What you will do:
Scan the listing below. Report each line that includes "lmagan".

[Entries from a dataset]
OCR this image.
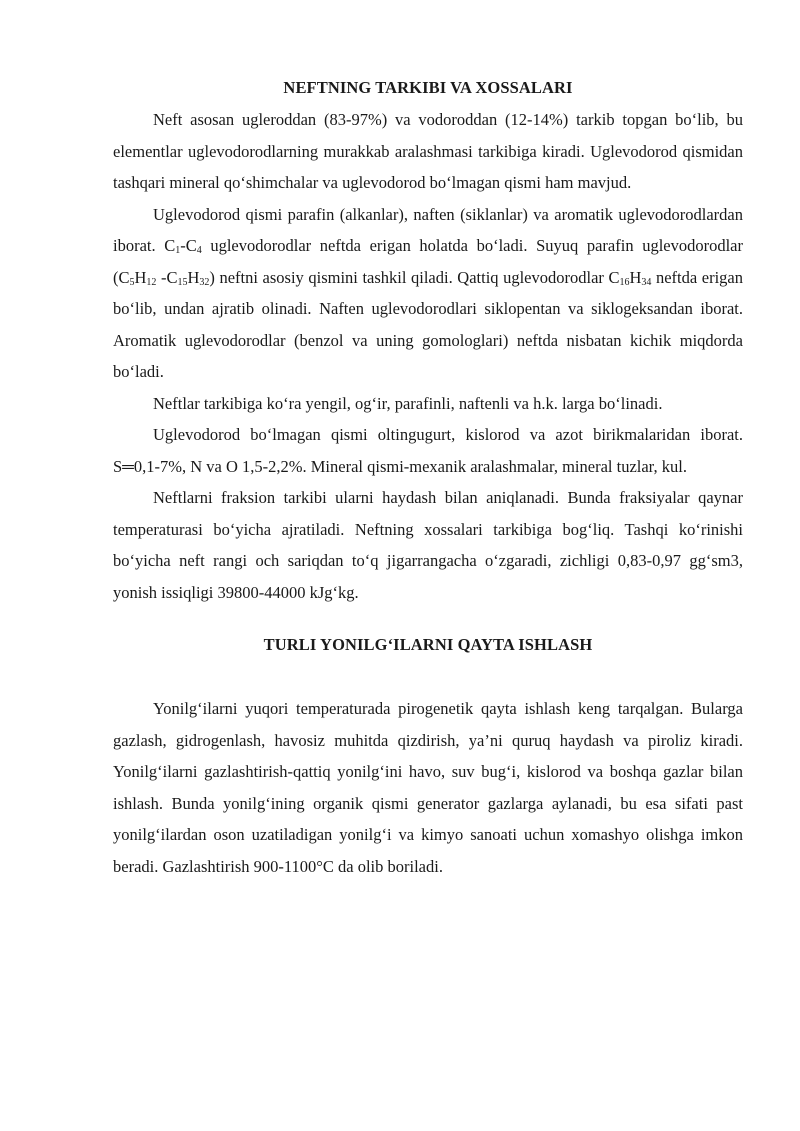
NEFTNING TARKIBI VA XOSSALARI

Neft asosan ugleroddan (83-97%) va vodoroddan (12-14%) tarkib topgan bo‘lib, bu elementlar uglevodorodlarning murakkab aralashmasi tarkibiga kiradi. Uglevodorod qismidan tashqari mineral qo‘shimchalar va uglevodorod bo‘lmagan qismi ham mavjud.

Uglevodorod qismi parafin (alkanlar), naften (siklanlar) va aromatik uglevodorodlardan iborat. $C_1-C_4$ uglevodorodlar neftda erigan holatda bo‘ladi. Suyuq parafin uglevodorodlar ($C_5H_{12}$ $-C_{15}H_{32}$) neftni asosiy qismini tashkil qiladi. Qattiq uglevodorodlar $C_{16}H_{34}$ neftda erigan bo‘lib, undan ajratib olinadi. Naften uglevodorodlari siklopentan va siklogeksandan iborat. Aromatik uglevodorodlar (benzol va uning gomologlari) neftda nisbatan kichik miqdorda bo‘ladi.

Neftlar tarkibiga ko‘ra yengil, og‘ir, parafinli, naftenli va h.k. larga bo‘linadi.

Uglevodorod bo‘lmagan qismi oltingugurt, kislorod va azot birikmalaridan iborat. S═0,1-7%, N va O 1,5-2,2%. Mineral qismi-mexanik aralashmalar, mineral tuzlar, kul.

Neftlarni fraksion tarkibi ularni haydash bilan aniqlanadi. Bunda fraksiyalar qaynar temperaturasi bo‘yicha ajratiladi. Neftning xossalari tarkibiga bog‘liq. Tashqi ko‘rinishi bo‘yicha neft rangi och sariqdan to‘q jigarrangacha o‘zgaradi, zichligi 0,83-0,97 gg‘sm3, yonish issiqligi 39800-44000 kJg‘kg.

TURLI YONILG‘ILARNI QAYTA ISHLASH

Yonilg‘ilarni yuqori temperaturada pirogenetik qayta ishlash keng tarqalgan. Bularga gazlash, gidrogenlash, havosiz muhitda qizdirish, ya’ni quruq haydash va piroliz kiradi. Yonilg‘ilarni gazlashtirish-qattiq yonilg‘ini havo, suv bug‘i, kislorod va boshqa gazlar bilan ishlash. Bunda yonilg‘ining organik qismi generator gazlarga aylanadi, bu esa sifati past yonilg‘ilardan oson uzatiladigan yonilg‘i va kimyo sanoati uchun xomashyo olishga imkon beradi. Gazlashtirish 900-1100°C da olib boriladi.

Task result:
Neft asosan ugleroddan (83-97%) va vodoroddan (12-14%) tarkib topgan bo‘lib, bu elementlar uglevodorodlarning murakkab aralashmasi tarkibiga kiradi. Uglevodorod qismidan tashqari mineral qo‘shimchalar va uglevodorod bo‘lmagan qismi ham mavjud.
Uglevodorod bo‘lmagan qismi oltingugurt, kislorod va azot birikmalaridan iborat. S═0,1-7%, N va O 1,5-2,2%. Mineral qismi-mexanik aralashmalar, mineral tuzlar, kul.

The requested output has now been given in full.